What to produce: Format the records as a Markdown table with columns Row and Line, starting at the first line of the records and ending at the line that contains "- meridians-label-2: 脉: [427, 1239, 481, 1303]", both included. Number each row and leave out any blank lines.
== Material provided
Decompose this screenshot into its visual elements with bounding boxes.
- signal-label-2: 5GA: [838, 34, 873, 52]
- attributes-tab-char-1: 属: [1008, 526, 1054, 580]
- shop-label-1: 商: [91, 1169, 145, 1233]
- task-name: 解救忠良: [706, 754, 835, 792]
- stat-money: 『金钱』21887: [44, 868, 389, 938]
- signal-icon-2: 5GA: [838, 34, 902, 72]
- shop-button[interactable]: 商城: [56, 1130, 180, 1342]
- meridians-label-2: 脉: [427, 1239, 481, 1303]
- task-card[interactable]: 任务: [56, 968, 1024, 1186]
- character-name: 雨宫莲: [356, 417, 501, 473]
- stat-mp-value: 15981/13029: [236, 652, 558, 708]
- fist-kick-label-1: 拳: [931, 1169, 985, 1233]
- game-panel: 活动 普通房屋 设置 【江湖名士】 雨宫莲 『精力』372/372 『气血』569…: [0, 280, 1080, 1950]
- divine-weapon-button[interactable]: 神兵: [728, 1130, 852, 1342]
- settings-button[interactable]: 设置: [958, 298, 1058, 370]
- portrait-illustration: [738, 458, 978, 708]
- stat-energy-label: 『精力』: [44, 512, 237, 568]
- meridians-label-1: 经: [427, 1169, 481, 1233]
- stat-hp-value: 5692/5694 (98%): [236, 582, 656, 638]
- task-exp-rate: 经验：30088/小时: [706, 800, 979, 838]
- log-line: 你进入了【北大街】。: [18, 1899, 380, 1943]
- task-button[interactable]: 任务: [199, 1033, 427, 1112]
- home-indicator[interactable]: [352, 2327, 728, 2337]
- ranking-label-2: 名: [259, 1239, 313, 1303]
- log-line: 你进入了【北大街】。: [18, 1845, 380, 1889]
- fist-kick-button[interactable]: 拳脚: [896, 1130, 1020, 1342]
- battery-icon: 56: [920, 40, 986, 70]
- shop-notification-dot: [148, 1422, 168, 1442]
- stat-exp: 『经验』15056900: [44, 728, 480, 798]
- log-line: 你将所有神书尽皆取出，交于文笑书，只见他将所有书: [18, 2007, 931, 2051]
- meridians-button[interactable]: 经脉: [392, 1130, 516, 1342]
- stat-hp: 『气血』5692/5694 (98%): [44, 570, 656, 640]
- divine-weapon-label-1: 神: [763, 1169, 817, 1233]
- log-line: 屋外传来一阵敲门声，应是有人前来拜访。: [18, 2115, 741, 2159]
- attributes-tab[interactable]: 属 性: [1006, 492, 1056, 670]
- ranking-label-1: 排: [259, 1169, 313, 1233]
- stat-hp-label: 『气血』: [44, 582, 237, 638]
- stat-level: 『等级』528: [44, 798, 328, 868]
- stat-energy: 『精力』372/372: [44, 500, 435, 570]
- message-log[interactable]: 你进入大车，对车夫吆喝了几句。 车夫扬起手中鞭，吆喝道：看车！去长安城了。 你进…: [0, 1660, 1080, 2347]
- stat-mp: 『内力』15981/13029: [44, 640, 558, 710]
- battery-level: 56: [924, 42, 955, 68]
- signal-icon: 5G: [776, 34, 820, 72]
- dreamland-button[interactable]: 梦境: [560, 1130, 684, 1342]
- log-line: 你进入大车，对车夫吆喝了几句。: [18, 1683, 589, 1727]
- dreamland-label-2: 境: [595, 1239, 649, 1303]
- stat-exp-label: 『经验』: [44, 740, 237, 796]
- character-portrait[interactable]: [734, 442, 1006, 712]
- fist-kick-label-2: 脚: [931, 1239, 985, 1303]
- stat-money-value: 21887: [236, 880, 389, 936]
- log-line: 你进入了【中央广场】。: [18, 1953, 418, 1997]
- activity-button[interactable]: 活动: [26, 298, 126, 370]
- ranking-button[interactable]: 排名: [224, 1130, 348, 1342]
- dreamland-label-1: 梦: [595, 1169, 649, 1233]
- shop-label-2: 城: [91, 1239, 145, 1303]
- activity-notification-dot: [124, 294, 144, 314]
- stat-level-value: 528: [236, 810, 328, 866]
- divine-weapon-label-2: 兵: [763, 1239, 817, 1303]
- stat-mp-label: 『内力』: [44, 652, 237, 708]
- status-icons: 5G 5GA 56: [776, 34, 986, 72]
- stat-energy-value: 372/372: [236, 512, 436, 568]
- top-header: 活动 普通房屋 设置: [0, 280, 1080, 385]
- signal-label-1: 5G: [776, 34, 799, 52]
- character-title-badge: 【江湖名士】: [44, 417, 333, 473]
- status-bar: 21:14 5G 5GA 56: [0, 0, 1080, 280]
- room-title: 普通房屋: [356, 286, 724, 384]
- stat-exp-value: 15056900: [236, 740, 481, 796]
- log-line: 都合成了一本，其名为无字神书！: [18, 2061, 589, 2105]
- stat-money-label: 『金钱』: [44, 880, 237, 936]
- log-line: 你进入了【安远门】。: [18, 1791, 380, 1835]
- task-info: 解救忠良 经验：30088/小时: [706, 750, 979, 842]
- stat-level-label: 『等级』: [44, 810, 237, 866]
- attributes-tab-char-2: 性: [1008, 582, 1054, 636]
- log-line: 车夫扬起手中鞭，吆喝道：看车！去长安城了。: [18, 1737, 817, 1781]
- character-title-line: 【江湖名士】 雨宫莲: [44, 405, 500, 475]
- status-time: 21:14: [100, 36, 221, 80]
====
In response:
| Row | Line |
|---|---|
| 1 | Decompose this screenshot into its visual elements with bounding boxes. |
| 2 | - signal-label-2: 5GA: [838, 34, 873, 52] |
| 3 | - attributes-tab-char-1: 属: [1008, 526, 1054, 580] |
| 4 | - shop-label-1: 商: [91, 1169, 145, 1233] |
| 5 | - task-name: 解救忠良: [706, 754, 835, 792] |
| 6 | - stat-money: 『金钱』21887: [44, 868, 389, 938] |
| 7 | - signal-icon-2: 5GA: [838, 34, 902, 72] |
| 8 | - shop-button[interactable]: 商城: [56, 1130, 180, 1342] |
| 9 | - meridians-label-2: 脉: [427, 1239, 481, 1303] |